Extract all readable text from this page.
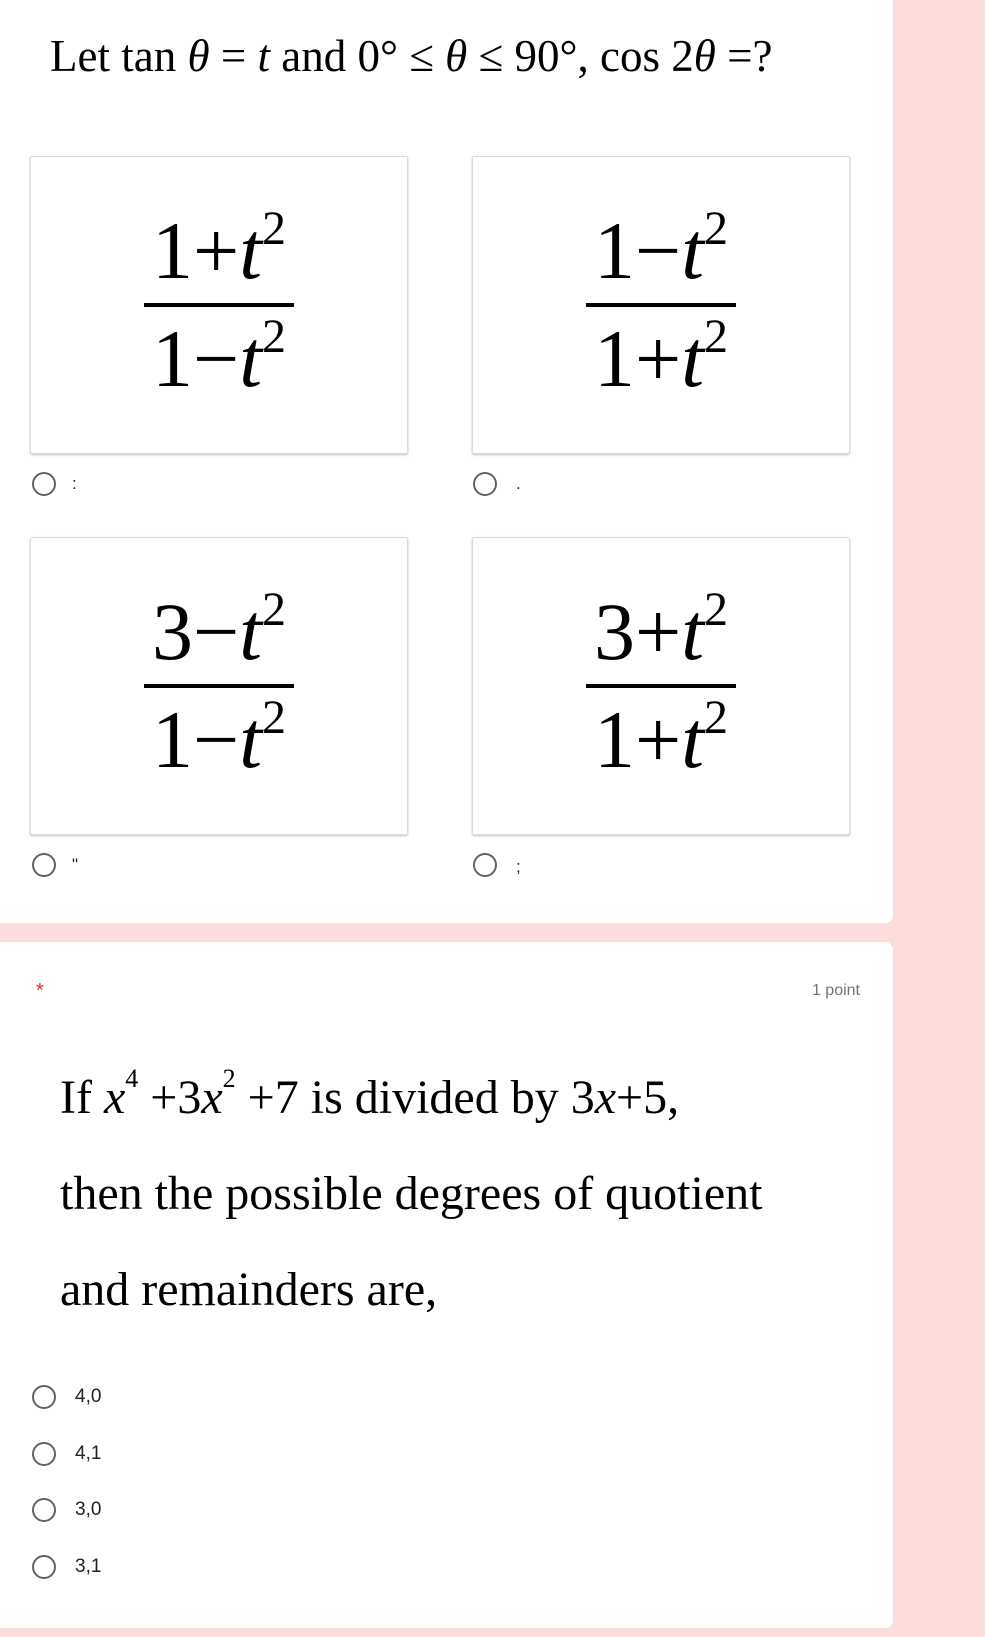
Let tan θ = t and 0° ≤ θ ≤ 90°, cos 2θ =?
$\frac{1+t^2}{1-t^2}$	$\frac{1-t^2}{1+t^2}$
:	.
$\frac{3-t^2}{1-t^2}$	$\frac{3+t^2}{1+t^2}$
"	;
*	1 point
If $x^4 +3x^2 +7$ is divided by 3x+5,
then the possible degrees of quotient
and remainders are,
4,0
4,1
3,0
3,1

● ● ● ●

Work to be completed
Output the entries above exactly. Drop the pictures.

Result
Extract all readable text from this page.
Let tan θ = t and 0° ≤ θ ≤ 90°, cos 2θ =?
$\frac{1+t^2}{1-t^2}$	$\frac{1-t^2}{1+t^2}$
:	.
$\frac{3-t^2}{1-t^2}$	$\frac{3+t^2}{1+t^2}$
"	;
*	1 point
If $x^4 +3x^2 +7$ is divided by 3x+5,
then the possible degrees of quotient
and remainders are,
4,0
4,1
3,0
3,1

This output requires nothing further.